▸ **WORK TO BE COMPLETED**
Repeat each record below exactly, dropping the pictures.

▸ **GIVEN RECORDS**

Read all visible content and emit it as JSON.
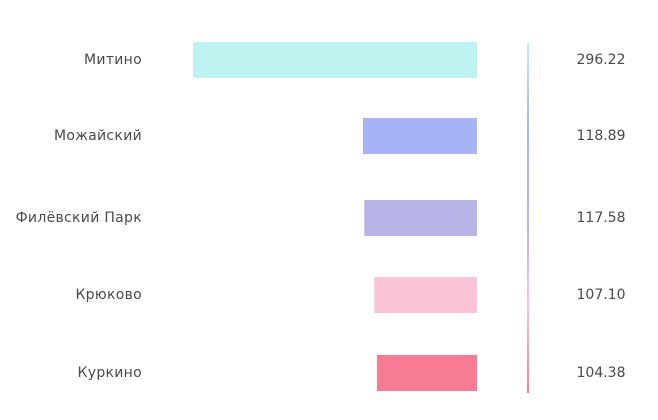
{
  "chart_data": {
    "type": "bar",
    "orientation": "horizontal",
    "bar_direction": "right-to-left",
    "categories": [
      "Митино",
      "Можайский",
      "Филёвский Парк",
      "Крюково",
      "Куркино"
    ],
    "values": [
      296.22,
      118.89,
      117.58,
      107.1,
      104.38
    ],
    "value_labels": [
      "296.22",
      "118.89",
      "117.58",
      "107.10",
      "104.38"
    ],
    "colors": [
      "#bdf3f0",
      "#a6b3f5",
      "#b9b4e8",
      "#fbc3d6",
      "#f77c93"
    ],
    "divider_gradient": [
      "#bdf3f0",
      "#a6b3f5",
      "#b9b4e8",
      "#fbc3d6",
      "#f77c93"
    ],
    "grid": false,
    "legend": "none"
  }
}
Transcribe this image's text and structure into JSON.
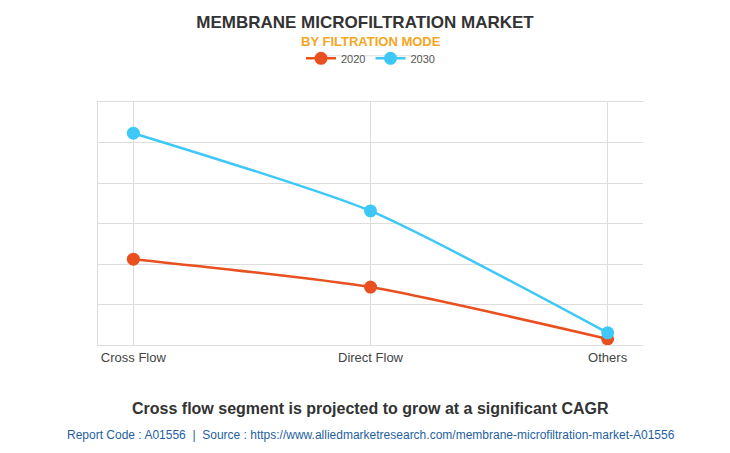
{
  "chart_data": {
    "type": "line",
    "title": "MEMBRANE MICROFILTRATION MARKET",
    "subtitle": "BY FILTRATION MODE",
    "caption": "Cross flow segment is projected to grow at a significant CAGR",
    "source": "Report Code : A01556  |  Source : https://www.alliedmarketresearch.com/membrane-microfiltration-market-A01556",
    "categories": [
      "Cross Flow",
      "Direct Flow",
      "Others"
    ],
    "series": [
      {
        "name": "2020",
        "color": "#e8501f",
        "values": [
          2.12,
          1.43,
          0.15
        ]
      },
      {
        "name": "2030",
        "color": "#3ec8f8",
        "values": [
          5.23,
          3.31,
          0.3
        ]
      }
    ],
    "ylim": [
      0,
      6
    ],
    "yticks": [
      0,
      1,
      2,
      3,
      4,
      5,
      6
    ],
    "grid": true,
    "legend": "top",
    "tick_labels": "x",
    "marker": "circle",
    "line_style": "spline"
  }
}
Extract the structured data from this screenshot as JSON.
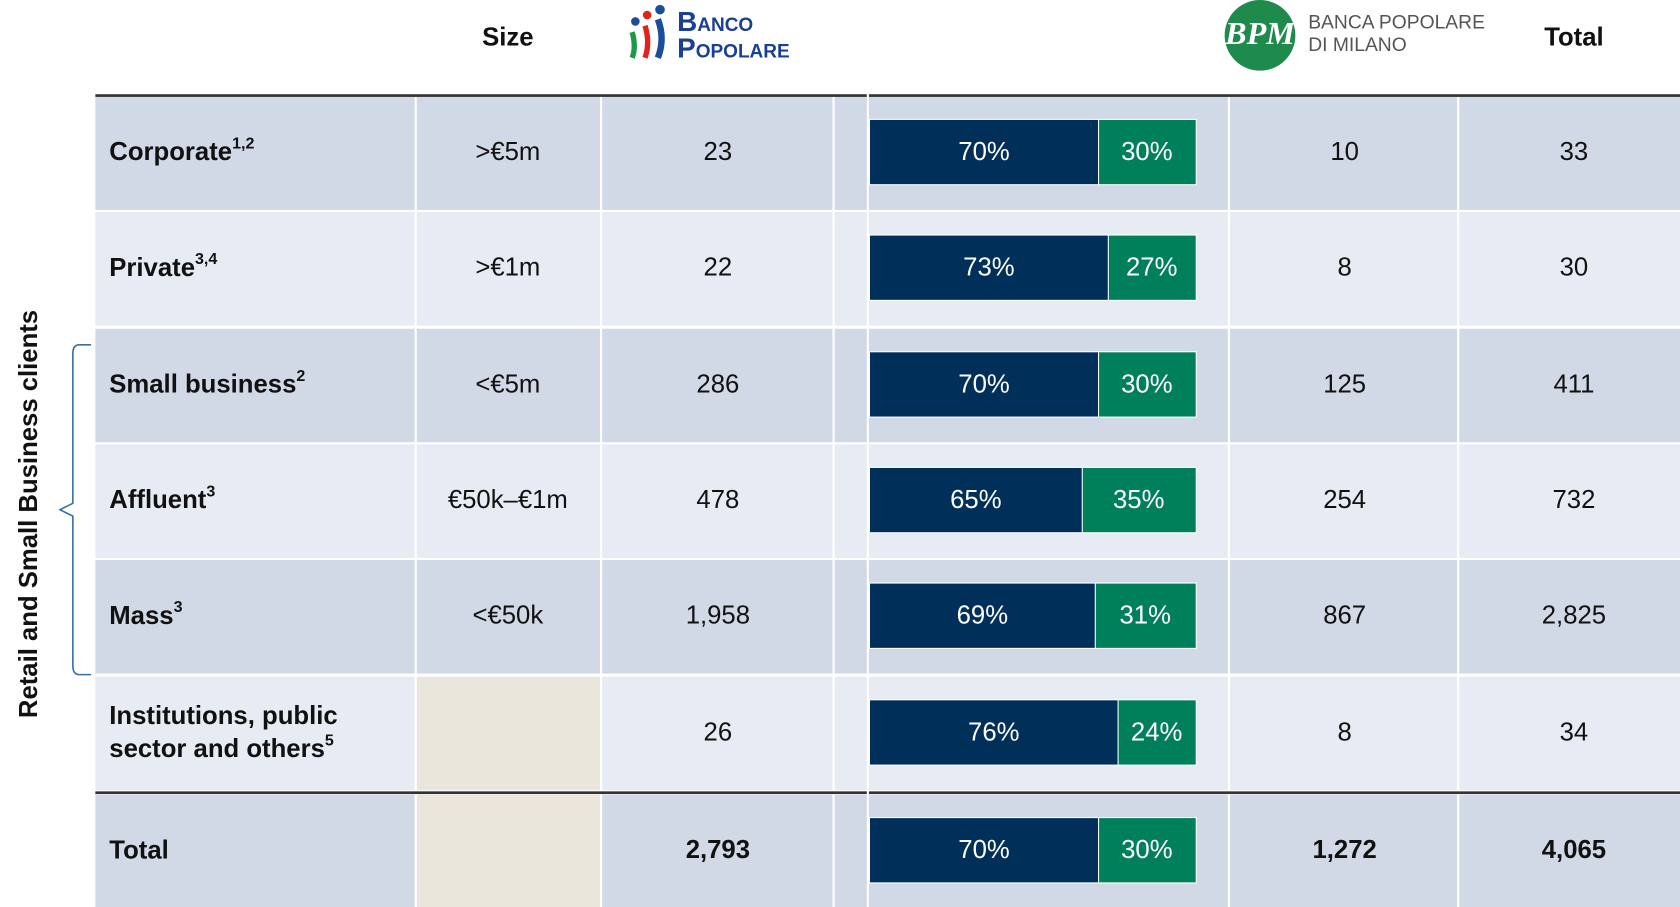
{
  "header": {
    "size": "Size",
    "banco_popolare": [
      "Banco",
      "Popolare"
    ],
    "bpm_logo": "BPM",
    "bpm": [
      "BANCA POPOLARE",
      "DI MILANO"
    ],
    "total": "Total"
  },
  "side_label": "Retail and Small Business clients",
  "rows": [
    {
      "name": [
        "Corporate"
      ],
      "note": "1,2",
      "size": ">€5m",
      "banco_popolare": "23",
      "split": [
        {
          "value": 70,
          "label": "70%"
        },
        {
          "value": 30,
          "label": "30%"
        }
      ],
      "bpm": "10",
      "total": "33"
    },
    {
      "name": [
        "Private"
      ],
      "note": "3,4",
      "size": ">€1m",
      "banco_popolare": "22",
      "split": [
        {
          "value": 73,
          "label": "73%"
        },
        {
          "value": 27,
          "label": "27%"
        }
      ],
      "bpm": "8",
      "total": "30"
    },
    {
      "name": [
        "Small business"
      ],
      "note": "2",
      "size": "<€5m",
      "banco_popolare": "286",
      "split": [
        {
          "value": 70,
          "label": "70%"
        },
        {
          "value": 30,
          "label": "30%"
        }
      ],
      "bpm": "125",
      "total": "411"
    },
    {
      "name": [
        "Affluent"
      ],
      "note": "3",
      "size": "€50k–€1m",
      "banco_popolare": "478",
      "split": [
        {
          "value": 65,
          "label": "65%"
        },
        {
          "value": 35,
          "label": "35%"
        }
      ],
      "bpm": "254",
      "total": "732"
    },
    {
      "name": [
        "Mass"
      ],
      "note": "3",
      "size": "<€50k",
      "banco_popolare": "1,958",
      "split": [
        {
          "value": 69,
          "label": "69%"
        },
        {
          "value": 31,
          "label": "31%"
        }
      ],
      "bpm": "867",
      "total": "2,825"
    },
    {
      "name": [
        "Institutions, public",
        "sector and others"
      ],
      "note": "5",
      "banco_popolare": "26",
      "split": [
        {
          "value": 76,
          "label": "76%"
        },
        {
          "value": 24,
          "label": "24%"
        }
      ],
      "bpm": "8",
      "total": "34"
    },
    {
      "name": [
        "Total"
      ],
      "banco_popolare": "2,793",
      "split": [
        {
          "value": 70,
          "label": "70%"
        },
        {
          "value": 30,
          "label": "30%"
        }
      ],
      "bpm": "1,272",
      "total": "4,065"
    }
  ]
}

▸ **REPLY**
Read all visible content and emit it as JSON.
{
  "chart_data": {
    "type": "bar",
    "orientation": "horizontal",
    "bar_direction": "right-to-left",
    "categories": [
      "Митино",
      "Можайский",
      "Филёвский Парк",
      "Крюково",
      "Куркино"
    ],
    "values": [
      296.22,
      118.89,
      117.58,
      107.1,
      104.38
    ],
    "value_labels": [
      "296.22",
      "118.89",
      "117.58",
      "107.10",
      "104.38"
    ],
    "colors": [
      "#bdf3f0",
      "#a6b3f5",
      "#b9b4e8",
      "#fbc3d6",
      "#f77c93"
    ],
    "divider_gradient": [
      "#bdf3f0",
      "#a6b3f5",
      "#b9b4e8",
      "#fbc3d6",
      "#f77c93"
    ],
    "grid": false,
    "legend": "none"
  }
}
Transcribe this image's text and structure into JSON.
{
  "chart_data": {
    "type": "line",
    "title": "MEMBRANE MICROFILTRATION MARKET",
    "subtitle": "BY FILTRATION MODE",
    "caption": "Cross flow segment is projected to grow at a significant CAGR",
    "source": "Report Code : A01556  |  Source : https://www.alliedmarketresearch.com/membrane-microfiltration-market-A01556",
    "categories": [
      "Cross Flow",
      "Direct Flow",
      "Others"
    ],
    "series": [
      {
        "name": "2020",
        "color": "#e8501f",
        "values": [
          2.12,
          1.43,
          0.15
        ]
      },
      {
        "name": "2030",
        "color": "#3ec8f8",
        "values": [
          5.23,
          3.31,
          0.3
        ]
      }
    ],
    "ylim": [
      0,
      6
    ],
    "yticks": [
      0,
      1,
      2,
      3,
      4,
      5,
      6
    ],
    "grid": true,
    "legend": "top",
    "tick_labels": "x",
    "marker": "circle",
    "line_style": "spline"
  }
}
Extract the structured data from this screenshot as JSON.
{
  "header": {
    "size": "Size",
    "banco_popolare": [
      "Banco",
      "Popolare"
    ],
    "bpm_logo": "BPM",
    "bpm": [
      "BANCA POPOLARE",
      "DI MILANO"
    ],
    "total": "Total"
  },
  "side_label": "Retail and Small Business clients",
  "rows": [
    {
      "name": [
        "Corporate"
      ],
      "note": "1,2",
      "size": ">€5m",
      "banco_popolare": "23",
      "split": [
        {
          "value": 70,
          "label": "70%"
        },
        {
          "value": 30,
          "label": "30%"
        }
      ],
      "bpm": "10",
      "total": "33"
    },
    {
      "name": [
        "Private"
      ],
      "note": "3,4",
      "size": ">€1m",
      "banco_popolare": "22",
      "split": [
        {
          "value": 73,
          "label": "73%"
        },
        {
          "value": 27,
          "label": "27%"
        }
      ],
      "bpm": "8",
      "total": "30"
    },
    {
      "name": [
        "Small business"
      ],
      "note": "2",
      "size": "<€5m",
      "banco_popolare": "286",
      "split": [
        {
          "value": 70,
          "label": "70%"
        },
        {
          "value": 30,
          "label": "30%"
        }
      ],
      "bpm": "125",
      "total": "411"
    },
    {
      "name": [
        "Affluent"
      ],
      "note": "3",
      "size": "€50k–€1m",
      "banco_popolare": "478",
      "split": [
        {
          "value": 65,
          "label": "65%"
        },
        {
          "value": 35,
          "label": "35%"
        }
      ],
      "bpm": "254",
      "total": "732"
    },
    {
      "name": [
        "Mass"
      ],
      "note": "3",
      "size": "<€50k",
      "banco_popolare": "1,958",
      "split": [
        {
          "value": 69,
          "label": "69%"
        },
        {
          "value": 31,
          "label": "31%"
        }
      ],
      "bpm": "867",
      "total": "2,825"
    },
    {
      "name": [
        "Institutions, public",
        "sector and others"
      ],
      "note": "5",
      "banco_popolare": "26",
      "split": [
        {
          "value": 76,
          "label": "76%"
        },
        {
          "value": 24,
          "label": "24%"
        }
      ],
      "bpm": "8",
      "total": "34"
    },
    {
      "name": [
        "Total"
      ],
      "banco_popolare": "2,793",
      "split": [
        {
          "value": 70,
          "label": "70%"
        },
        {
          "value": 30,
          "label": "30%"
        }
      ],
      "bpm": "1,272",
      "total": "4,065"
    }
  ]
}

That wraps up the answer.